* begin Material provided *

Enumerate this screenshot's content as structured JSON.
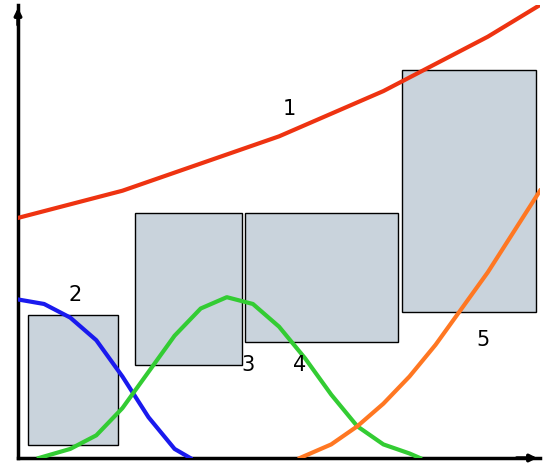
{
  "chart_data": {
    "type": "line",
    "xlim": [
      0,
      100
    ],
    "ylim": [
      0,
      100
    ],
    "xticks": [],
    "yticks": [],
    "tick_labels": false,
    "grid": false,
    "series": [
      {
        "color": "#ee3311",
        "x": [
          0,
          10,
          20,
          30,
          40,
          50,
          60,
          70,
          80,
          90,
          100
        ],
        "values": [
          53,
          56,
          59,
          63,
          67,
          71,
          76,
          81,
          87,
          93,
          100
        ]
      },
      {
        "color": "#1a1aee",
        "x": [
          0,
          5,
          10,
          15,
          20,
          25,
          30,
          33
        ],
        "values": [
          35,
          34,
          31,
          26,
          18,
          9,
          2,
          0
        ]
      },
      {
        "color": "#33cc33",
        "x": [
          4,
          10,
          15,
          20,
          25,
          30,
          35,
          40,
          45,
          50,
          55,
          60,
          65,
          70,
          75,
          77
        ],
        "values": [
          0,
          2,
          5,
          11,
          19,
          27,
          33,
          35.5,
          34,
          29,
          22,
          14,
          7,
          3,
          1,
          0
        ]
      },
      {
        "color": "#ff7722",
        "x": [
          54,
          60,
          65,
          70,
          75,
          80,
          85,
          90,
          95,
          100
        ],
        "values": [
          0,
          3,
          7,
          12,
          18,
          25,
          33,
          41,
          50,
          59
        ]
      }
    ],
    "annotations": [
      {
        "text": "1",
        "x": 52,
        "y": 77
      },
      {
        "text": "2",
        "x": 11,
        "y": 36
      },
      {
        "text": "3",
        "x": 44,
        "y": 20.5
      },
      {
        "text": "4",
        "x": 54,
        "y": 20.5
      },
      {
        "text": "5",
        "x": 89,
        "y": 26
      }
    ]
  }
}
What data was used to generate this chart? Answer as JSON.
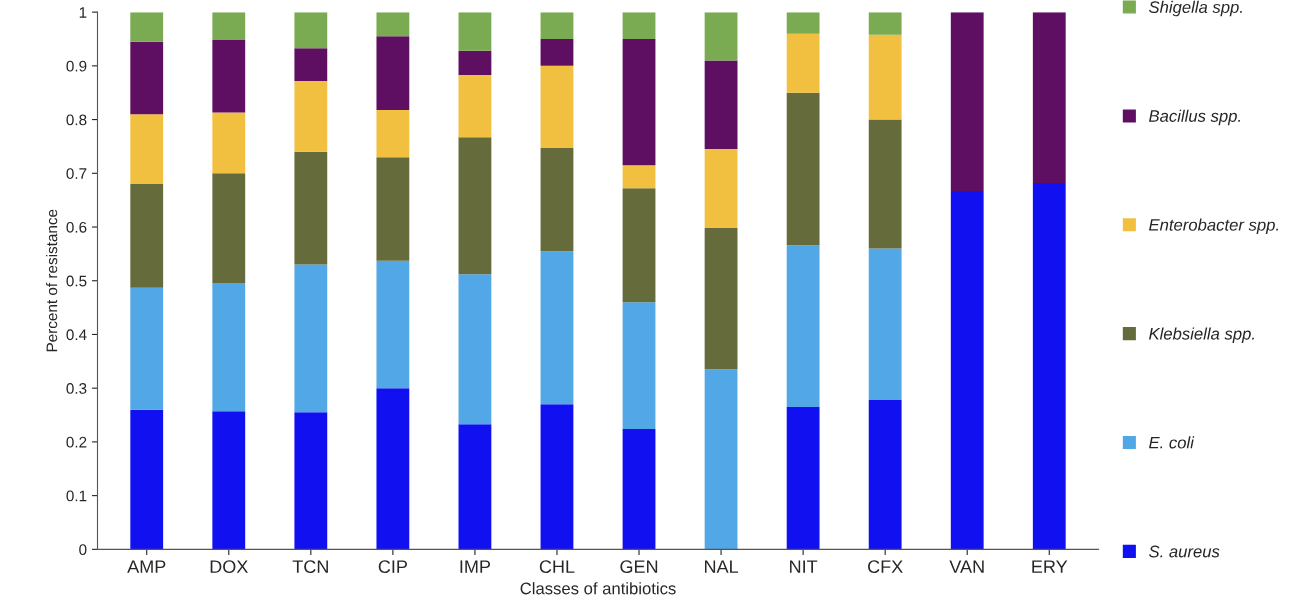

* end Material provided *

== Task goal ==
Check the records above line by line and tally those holding the string "color". Answer with the number only.

== Result of this task ==
4